[Data excerpts]
****

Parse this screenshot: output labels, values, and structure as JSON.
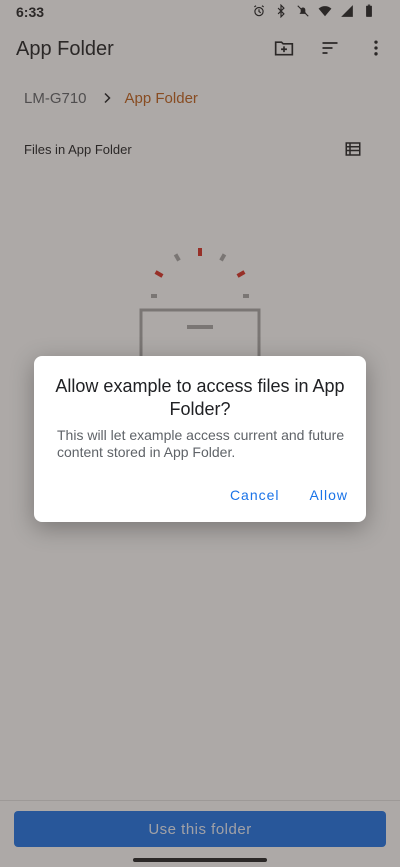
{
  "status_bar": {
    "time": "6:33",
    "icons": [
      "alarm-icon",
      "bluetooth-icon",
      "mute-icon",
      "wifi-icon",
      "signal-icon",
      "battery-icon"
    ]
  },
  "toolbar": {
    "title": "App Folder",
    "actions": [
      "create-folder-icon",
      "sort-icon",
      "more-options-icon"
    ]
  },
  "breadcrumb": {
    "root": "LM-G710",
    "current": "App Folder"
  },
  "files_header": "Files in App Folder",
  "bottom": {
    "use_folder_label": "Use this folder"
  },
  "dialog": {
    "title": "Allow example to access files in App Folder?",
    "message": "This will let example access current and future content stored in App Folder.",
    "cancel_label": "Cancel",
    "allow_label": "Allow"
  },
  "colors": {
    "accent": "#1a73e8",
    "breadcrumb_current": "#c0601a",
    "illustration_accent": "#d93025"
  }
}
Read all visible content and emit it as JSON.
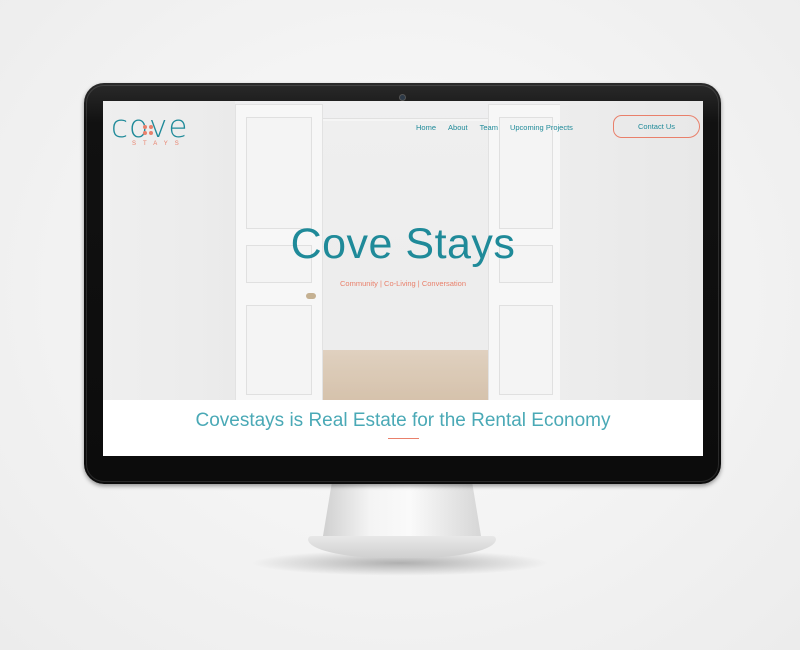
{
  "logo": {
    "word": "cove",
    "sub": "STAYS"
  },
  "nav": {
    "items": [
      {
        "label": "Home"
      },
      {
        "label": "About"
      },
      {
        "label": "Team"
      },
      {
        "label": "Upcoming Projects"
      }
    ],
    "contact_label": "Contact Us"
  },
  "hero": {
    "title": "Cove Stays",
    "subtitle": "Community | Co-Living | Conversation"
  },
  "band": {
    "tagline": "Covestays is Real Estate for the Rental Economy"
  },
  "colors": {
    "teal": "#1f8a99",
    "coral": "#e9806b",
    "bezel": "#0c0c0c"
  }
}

****

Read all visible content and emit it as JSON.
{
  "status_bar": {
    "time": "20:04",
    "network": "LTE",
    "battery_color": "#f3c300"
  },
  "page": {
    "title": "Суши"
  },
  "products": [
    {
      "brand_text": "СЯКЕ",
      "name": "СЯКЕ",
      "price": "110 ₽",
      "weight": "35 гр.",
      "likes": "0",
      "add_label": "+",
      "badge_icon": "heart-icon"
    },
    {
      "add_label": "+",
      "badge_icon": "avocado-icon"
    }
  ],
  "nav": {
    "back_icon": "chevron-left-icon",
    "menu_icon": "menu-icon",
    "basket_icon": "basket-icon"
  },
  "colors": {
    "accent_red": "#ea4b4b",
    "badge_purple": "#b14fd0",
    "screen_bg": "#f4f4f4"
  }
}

****

What to produce:
What is the number of lines in the data holding the word "access"? Reply with that number only.

In response:
2